Directions for this task.
Restate the entries word for word, omitting nothing.

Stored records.
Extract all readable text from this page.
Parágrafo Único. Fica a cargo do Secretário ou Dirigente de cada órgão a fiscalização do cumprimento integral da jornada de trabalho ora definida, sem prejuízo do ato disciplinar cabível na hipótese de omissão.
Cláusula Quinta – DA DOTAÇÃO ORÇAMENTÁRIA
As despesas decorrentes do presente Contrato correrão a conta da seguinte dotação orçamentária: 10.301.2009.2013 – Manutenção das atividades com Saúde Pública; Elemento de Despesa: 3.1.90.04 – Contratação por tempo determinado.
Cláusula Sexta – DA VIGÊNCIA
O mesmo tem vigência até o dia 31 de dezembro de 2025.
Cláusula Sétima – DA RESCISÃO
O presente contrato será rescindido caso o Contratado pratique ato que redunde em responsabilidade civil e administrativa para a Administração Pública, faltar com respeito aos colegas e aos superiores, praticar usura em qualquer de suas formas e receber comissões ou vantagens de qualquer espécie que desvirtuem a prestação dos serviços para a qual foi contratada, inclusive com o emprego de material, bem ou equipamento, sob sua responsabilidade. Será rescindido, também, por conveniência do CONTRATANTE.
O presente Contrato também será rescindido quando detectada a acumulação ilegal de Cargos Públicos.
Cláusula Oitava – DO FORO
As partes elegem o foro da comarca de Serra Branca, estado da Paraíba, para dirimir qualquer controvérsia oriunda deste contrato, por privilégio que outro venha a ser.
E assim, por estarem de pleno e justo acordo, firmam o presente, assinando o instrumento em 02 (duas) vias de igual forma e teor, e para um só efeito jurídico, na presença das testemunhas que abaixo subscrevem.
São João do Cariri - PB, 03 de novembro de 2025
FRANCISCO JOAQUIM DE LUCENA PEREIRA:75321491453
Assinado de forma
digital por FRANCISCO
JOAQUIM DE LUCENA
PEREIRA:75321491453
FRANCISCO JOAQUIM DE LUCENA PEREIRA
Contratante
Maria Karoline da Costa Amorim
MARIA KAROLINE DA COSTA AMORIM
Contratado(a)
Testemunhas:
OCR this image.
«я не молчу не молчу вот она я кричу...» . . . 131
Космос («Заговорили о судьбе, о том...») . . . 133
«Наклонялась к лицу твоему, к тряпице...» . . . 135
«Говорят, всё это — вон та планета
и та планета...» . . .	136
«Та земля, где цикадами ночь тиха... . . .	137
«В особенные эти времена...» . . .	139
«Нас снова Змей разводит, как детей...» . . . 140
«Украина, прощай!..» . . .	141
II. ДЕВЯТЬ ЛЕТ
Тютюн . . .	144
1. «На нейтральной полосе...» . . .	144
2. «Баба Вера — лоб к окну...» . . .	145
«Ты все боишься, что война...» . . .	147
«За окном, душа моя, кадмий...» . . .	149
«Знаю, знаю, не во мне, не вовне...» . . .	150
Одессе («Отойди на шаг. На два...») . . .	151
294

Written answer.
Extract all readable text from this page.
Parágrafo Único. Fica a cargo do Secretário ou Dirigente de cada órgão a fiscalização do cumprimento integral da jornada de trabalho ora definida, sem prejuízo do ato disciplinar cabível na hipótese de omissão.
Cláusula Quinta – DA DOTAÇÃO ORÇAMENTÁRIA
As despesas decorrentes do presente Contrato correrão a conta da seguinte dotação orçamentária: 10.301.2009.2013 – Manutenção das atividades com Saúde Pública; Elemento de Despesa: 3.1.90.04 – Contratação por tempo determinado.
Cláusula Sexta – DA VIGÊNCIA
O mesmo tem vigência até o dia 31 de dezembro de 2025.
Cláusula Sétima – DA RESCISÃO
O presente contrato será rescindido caso o Contratado pratique ato que redunde em responsabilidade civil e administrativa para a Administração Pública, faltar com respeito aos colegas e aos superiores, praticar usura em qualquer de suas formas e receber comissões ou vantagens de qualquer espécie que desvirtuem a prestação dos serviços para a qual foi contratada, inclusive com o emprego de material, bem ou equipamento, sob sua responsabilidade. Será rescindido, também, por conveniência do CONTRATANTE.
O presente Contrato também será rescindido quando detectada a acumulação ilegal de Cargos Públicos.
Cláusula Oitava – DO FORO
As partes elegem o foro da comarca de Serra Branca, estado da Paraíba, para dirimir qualquer controvérsia oriunda deste contrato, por privilégio que outro venha a ser.
E assim, por estarem de pleno e justo acordo, firmam o presente, assinando o instrumento em 02 (duas) vias de igual forma e teor, e para um só efeito jurídico, na presença das testemunhas que abaixo subscrevem.
São João do Cariri - PB, 03 de novembro de 2025
FRANCISCO JOAQUIM DE LUCENA PEREIRA:75321491453
Assinado de forma
digital por FRANCISCO
JOAQUIM DE LUCENA
PEREIRA:75321491453
FRANCISCO JOAQUIM DE LUCENA PEREIRA
Contratante
Maria Karoline da Costa Amorim
MARIA KAROLINE DA COSTA AMORIM
Contratado(a)
Testemunhas:
OCR this image.
«я не молчу не молчу вот она я кричу...» . . . 131
Космос («Заговорили о судьбе, о том...») . . . 133
«Наклонялась к лицу твоему, к тряпице...» . . . 135
«Говорят, всё это — вон та планета
и та планета...» . . .	136
«Та земля, где цикадами ночь тиха... . . .	137
«В особенные эти времена...» . . .	139
«Нас снова Змей разводит, как детей...» . . . 140
«Украина, прощай!..» . . .	141
II. ДЕВЯТЬ ЛЕТ
Тютюн . . .	144
1. «На нейтральной полосе...» . . .	144
2. «Баба Вера — лоб к окну...» . . .	145
«Ты все боишься, что война...» . . .	147
«За окном, душа моя, кадмий...» . . .	149
«Знаю, знаю, не во мне, не вовне...» . . .	150
Одессе («Отойди на шаг. На два...») . . .	151
294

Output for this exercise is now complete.